Extracted records
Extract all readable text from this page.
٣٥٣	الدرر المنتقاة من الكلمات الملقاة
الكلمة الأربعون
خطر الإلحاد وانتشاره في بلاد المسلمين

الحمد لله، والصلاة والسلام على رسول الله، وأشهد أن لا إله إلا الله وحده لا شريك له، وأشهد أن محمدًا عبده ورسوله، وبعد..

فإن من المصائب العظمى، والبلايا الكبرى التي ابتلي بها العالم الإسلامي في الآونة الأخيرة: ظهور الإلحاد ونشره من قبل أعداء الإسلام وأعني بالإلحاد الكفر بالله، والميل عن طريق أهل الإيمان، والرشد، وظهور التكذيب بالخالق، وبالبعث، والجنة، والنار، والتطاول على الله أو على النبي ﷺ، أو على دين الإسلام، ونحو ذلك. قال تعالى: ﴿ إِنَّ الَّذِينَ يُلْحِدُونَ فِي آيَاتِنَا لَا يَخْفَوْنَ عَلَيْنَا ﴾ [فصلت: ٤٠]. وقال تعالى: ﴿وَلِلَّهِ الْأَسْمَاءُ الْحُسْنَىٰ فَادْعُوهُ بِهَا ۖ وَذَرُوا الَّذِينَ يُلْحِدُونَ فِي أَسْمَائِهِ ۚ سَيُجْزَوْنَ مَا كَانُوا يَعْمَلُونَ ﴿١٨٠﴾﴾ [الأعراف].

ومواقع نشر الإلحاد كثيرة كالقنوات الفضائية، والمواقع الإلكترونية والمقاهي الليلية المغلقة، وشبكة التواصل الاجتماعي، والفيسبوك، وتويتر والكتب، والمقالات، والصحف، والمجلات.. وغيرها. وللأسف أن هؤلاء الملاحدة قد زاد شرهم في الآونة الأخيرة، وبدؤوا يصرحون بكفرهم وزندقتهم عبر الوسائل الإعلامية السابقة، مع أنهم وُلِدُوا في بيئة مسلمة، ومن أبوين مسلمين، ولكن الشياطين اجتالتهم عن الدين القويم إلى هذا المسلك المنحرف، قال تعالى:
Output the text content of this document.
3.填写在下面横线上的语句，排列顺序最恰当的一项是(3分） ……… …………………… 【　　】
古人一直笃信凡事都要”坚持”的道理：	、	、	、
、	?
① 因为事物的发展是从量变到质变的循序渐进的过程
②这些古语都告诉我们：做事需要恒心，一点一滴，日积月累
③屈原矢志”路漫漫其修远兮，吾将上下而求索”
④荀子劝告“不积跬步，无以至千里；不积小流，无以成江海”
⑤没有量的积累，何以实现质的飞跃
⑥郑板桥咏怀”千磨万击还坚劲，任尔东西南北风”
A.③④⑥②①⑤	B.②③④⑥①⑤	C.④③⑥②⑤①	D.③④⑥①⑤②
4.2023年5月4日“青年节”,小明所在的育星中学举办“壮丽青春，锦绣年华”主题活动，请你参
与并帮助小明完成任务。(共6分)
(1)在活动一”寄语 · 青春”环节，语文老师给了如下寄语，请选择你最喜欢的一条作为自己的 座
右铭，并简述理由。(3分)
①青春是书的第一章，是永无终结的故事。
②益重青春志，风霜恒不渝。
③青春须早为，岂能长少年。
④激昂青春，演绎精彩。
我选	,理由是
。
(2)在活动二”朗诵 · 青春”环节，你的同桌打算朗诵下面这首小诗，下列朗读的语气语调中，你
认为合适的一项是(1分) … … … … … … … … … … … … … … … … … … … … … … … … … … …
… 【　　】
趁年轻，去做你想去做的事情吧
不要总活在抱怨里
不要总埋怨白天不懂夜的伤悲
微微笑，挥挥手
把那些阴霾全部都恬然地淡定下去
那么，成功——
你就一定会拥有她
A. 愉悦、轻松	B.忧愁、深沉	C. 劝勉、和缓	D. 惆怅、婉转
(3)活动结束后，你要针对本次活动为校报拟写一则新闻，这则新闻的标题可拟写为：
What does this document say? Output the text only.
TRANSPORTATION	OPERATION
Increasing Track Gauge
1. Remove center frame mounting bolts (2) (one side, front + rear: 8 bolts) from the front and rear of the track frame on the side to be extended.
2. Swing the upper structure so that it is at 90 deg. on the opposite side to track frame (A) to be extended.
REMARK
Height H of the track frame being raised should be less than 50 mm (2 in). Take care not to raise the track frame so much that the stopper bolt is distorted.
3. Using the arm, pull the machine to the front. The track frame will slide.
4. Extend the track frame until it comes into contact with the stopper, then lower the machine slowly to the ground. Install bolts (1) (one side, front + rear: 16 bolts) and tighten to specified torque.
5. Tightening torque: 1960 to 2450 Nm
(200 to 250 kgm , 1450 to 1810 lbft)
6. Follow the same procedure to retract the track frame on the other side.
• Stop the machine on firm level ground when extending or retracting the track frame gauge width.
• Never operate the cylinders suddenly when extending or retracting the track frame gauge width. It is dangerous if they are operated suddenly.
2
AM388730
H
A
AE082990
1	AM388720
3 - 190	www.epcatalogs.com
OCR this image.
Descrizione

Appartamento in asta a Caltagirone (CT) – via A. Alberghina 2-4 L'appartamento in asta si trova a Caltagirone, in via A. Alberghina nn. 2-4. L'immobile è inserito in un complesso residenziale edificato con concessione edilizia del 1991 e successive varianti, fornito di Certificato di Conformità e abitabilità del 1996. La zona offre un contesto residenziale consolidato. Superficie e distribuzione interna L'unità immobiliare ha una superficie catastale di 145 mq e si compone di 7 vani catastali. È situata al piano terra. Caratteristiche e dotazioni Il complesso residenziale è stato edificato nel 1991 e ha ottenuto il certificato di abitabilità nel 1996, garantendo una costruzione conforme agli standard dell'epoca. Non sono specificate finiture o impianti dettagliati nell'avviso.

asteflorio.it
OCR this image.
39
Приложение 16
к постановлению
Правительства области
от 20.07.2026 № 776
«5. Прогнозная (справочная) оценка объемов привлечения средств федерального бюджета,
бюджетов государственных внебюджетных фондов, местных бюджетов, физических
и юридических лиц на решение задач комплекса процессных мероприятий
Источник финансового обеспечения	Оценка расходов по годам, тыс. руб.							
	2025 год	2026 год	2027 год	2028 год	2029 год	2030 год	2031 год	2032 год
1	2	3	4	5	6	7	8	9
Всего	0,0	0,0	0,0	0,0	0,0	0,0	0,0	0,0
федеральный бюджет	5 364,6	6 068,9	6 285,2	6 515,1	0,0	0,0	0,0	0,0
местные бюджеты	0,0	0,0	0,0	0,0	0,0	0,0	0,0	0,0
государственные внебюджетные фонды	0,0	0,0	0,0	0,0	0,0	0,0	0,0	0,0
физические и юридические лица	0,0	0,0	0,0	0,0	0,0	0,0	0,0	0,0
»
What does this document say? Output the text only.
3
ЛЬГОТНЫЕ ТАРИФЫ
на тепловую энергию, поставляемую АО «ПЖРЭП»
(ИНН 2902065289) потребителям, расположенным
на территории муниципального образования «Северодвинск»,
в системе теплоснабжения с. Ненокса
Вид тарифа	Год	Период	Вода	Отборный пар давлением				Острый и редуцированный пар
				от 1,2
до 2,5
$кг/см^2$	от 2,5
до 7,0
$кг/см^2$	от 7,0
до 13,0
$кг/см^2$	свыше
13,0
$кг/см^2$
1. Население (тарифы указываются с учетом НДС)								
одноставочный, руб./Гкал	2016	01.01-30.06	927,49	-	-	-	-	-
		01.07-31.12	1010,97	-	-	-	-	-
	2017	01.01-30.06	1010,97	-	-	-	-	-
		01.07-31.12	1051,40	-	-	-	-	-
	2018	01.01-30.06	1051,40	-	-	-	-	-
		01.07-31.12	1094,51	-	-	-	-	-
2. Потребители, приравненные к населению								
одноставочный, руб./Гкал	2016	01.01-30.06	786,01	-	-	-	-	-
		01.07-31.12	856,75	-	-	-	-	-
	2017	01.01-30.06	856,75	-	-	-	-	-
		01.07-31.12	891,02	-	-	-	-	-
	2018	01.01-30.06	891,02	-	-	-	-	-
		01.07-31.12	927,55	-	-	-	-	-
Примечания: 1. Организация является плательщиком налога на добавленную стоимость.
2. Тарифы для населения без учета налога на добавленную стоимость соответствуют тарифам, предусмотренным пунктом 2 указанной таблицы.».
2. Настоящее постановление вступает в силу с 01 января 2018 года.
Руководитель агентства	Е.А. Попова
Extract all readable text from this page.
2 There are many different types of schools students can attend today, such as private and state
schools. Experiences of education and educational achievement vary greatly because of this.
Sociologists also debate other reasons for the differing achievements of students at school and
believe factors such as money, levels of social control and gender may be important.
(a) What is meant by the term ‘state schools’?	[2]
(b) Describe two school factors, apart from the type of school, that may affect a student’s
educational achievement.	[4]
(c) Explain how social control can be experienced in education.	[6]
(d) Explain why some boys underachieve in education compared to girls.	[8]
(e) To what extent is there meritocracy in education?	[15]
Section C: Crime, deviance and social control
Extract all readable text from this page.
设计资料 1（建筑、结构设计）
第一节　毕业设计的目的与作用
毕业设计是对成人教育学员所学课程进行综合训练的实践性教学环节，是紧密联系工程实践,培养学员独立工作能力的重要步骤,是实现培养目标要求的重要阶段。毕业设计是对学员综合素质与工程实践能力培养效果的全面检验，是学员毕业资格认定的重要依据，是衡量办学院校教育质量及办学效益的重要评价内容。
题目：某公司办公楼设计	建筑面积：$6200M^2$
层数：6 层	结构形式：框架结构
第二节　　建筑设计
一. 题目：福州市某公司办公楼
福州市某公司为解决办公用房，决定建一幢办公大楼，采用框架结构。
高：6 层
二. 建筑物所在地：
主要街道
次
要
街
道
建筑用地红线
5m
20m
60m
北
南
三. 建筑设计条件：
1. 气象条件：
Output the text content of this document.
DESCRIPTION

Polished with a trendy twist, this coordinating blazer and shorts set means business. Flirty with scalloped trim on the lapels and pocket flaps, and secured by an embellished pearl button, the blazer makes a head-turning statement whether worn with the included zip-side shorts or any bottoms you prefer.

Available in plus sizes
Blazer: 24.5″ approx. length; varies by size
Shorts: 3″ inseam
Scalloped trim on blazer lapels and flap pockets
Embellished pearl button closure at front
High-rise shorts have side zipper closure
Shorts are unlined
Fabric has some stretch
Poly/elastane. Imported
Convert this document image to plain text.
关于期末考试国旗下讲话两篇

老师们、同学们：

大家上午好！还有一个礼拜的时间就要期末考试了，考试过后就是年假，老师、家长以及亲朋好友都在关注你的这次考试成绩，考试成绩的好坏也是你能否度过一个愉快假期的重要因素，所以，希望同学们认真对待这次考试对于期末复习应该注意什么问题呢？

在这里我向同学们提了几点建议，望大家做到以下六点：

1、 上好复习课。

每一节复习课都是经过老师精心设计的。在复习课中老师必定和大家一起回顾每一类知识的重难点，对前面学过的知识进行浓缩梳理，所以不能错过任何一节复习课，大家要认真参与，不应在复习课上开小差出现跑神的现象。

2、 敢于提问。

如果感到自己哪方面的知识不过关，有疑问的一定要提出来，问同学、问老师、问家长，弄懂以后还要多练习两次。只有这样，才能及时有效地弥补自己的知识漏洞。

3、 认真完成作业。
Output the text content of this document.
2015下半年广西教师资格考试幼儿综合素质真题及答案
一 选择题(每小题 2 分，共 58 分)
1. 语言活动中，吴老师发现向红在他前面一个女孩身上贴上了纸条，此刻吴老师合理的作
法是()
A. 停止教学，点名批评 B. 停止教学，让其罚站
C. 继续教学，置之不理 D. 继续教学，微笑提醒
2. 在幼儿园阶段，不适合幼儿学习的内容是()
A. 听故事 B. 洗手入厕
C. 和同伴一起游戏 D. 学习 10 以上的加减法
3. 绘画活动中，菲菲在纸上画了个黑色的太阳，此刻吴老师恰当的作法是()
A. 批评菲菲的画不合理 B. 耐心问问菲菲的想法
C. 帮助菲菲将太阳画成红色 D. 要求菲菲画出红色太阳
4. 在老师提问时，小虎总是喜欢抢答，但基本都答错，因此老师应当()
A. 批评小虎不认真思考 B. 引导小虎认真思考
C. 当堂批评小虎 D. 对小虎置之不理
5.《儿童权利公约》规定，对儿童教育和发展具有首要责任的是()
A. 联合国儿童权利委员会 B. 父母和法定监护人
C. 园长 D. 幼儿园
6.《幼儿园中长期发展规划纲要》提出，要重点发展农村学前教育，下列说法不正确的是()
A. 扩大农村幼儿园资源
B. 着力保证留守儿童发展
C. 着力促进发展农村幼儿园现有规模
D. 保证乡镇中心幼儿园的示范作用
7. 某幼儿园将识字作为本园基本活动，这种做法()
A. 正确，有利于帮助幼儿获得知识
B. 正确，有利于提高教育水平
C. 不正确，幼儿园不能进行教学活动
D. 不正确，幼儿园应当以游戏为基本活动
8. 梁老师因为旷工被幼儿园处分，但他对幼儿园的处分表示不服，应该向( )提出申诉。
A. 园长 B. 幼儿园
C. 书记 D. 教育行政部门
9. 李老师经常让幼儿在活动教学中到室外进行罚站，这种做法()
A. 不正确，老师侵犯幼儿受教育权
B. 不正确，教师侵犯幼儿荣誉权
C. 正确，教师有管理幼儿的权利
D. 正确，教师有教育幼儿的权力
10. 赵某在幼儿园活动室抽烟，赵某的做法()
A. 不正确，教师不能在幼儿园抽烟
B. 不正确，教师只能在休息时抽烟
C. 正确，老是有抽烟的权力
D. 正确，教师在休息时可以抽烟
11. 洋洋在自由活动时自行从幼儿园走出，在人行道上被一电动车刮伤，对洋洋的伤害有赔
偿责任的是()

Aim -> Collect each line holding the string "front".

Exercise output ->
1. Remove center frame mounting bolts (2) (one side, front + rear: 8 bolts) from the front and rear of the track frame on the side to be extended.
3. Using the arm, pull the machine to the front. The track frame will slide.
4. Extend the track frame until it comes into contact with the stopper, then lower the machine slowly to the ground. Install bolts (1) (one side, front + rear: 16 bolts) and tighten to specified torque.
Embellished pearl button closure at front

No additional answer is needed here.